* _INPUT RECORDS_
____

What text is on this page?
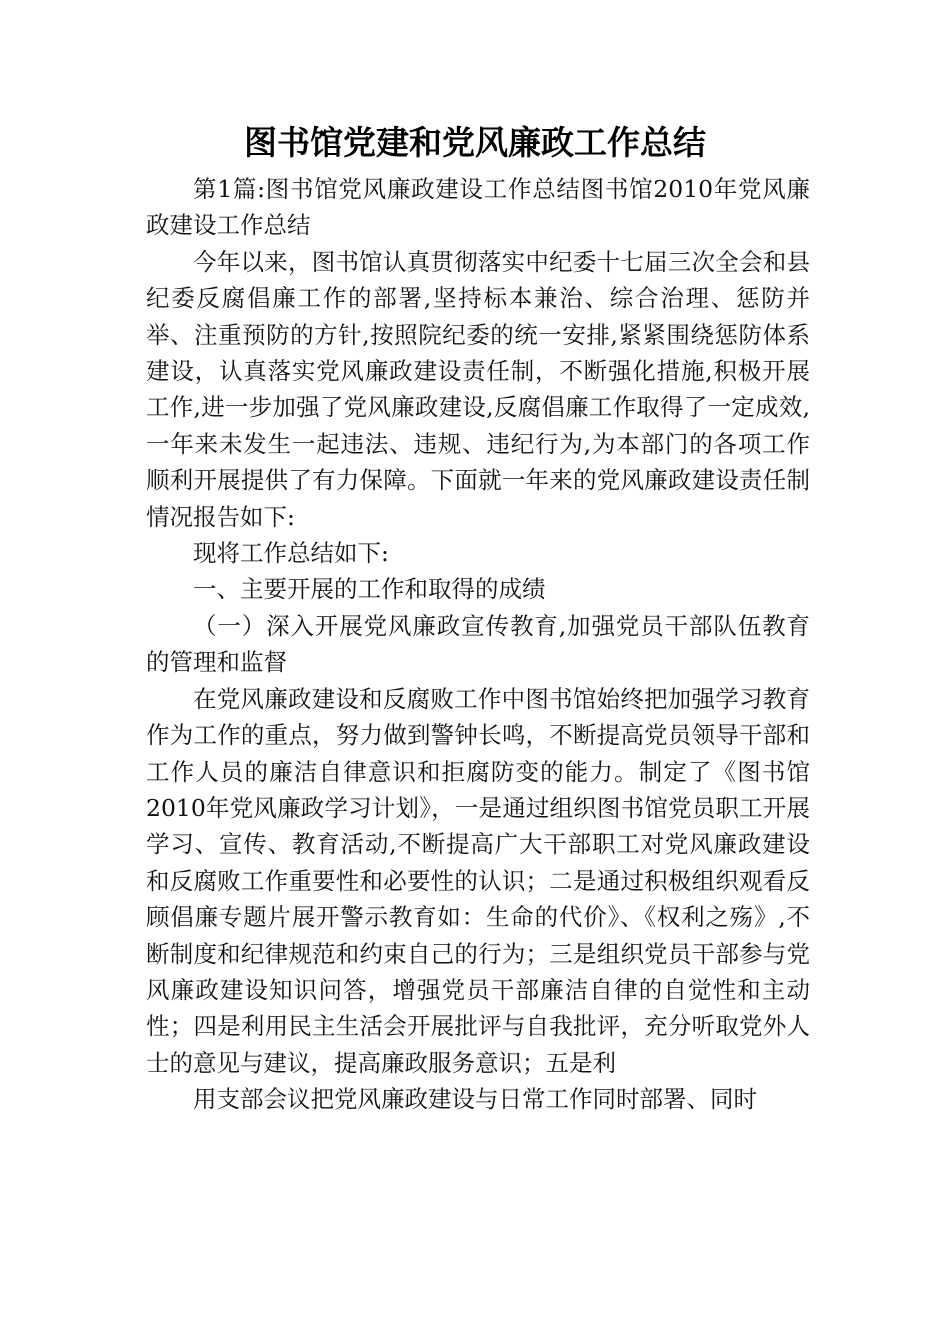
图书馆党建和党风廉政工作总结

第1篇:图书馆党风廉政建设工作总结图书馆2010年党风廉政建设工作总结

今年以来，图书馆认真贯彻落实中纪委十七届三次全会和县纪委反腐倡廉工作的部署,坚持标本兼治、综合治理、惩防并举、注重预防的方针,按照院纪委的统一安排,紧紧围绕惩防体系建设，认真落实党风廉政建设责任制，不断强化措施,积极开展工作,进一步加强了党风廉政建设,反腐倡廉工作取得了一定成效,一年来未发生一起违法、违规、违纪行为,为本部门的各项工作顺利开展提供了有力保障。下面就一年来的党风廉政建设责任制情况报告如下:

现将工作总结如下:

一、主要开展的工作和取得的成绩

（一）深入开展党风廉政宣传教育,加强党员干部队伍教育的管理和监督

在党风廉政建设和反腐败工作中图书馆始终把加强学习教育作为工作的重点，努力做到警钟长鸣，不断提高党员领导干部和工作人员的廉洁自律意识和拒腐防变的能力。制定了《图书馆2010年党风廉政学习计划》，一是通过组织图书馆党员职工开展学习、宣传、教育活动,不断提高广大干部职工对党风廉政建设和反腐败工作重要性和必要性的认识；二是通过积极组织观看反顾倡廉专题片展开警示教育如：生命的代价》、《权利之殇》,不断制度和纪律规范和约束自己的行为；三是组织党员干部参与党风廉政建设知识问答，增强党员干部廉洁自律的自觉性和主动性；四是利用民主生活会开展批评与自我批评，充分听取党外人士的意见与建议，提高廉政服务意识；五是利

用支部会议把党风廉政建设与日常工作同时部署、同时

____

* _YOUR GOAL_
Retype the data above exactly; pictures are not part of the copy.

* _TASK OUTPUT_
What text is on this page?
图书馆党建和党风廉政工作总结

第1篇:图书馆党风廉政建设工作总结图书馆2010年党风廉政建设工作总结

今年以来，图书馆认真贯彻落实中纪委十七届三次全会和县纪委反腐倡廉工作的部署,坚持标本兼治、综合治理、惩防并举、注重预防的方针,按照院纪委的统一安排,紧紧围绕惩防体系建设，认真落实党风廉政建设责任制，不断强化措施,积极开展工作,进一步加强了党风廉政建设,反腐倡廉工作取得了一定成效,一年来未发生一起违法、违规、违纪行为,为本部门的各项工作顺利开展提供了有力保障。下面就一年来的党风廉政建设责任制情况报告如下:

现将工作总结如下:

一、主要开展的工作和取得的成绩

（一）深入开展党风廉政宣传教育,加强党员干部队伍教育的管理和监督

在党风廉政建设和反腐败工作中图书馆始终把加强学习教育作为工作的重点，努力做到警钟长鸣，不断提高党员领导干部和工作人员的廉洁自律意识和拒腐防变的能力。制定了《图书馆2010年党风廉政学习计划》，一是通过组织图书馆党员职工开展学习、宣传、教育活动,不断提高广大干部职工对党风廉政建设和反腐败工作重要性和必要性的认识；二是通过积极组织观看反顾倡廉专题片展开警示教育如：生命的代价》、《权利之殇》,不断制度和纪律规范和约束自己的行为；三是组织党员干部参与党风廉政建设知识问答，增强党员干部廉洁自律的自觉性和主动性；四是利用民主生活会开展批评与自我批评，充分听取党外人士的意见与建议，提高廉政服务意识；五是利

用支部会议把党风廉政建设与日常工作同时部署、同时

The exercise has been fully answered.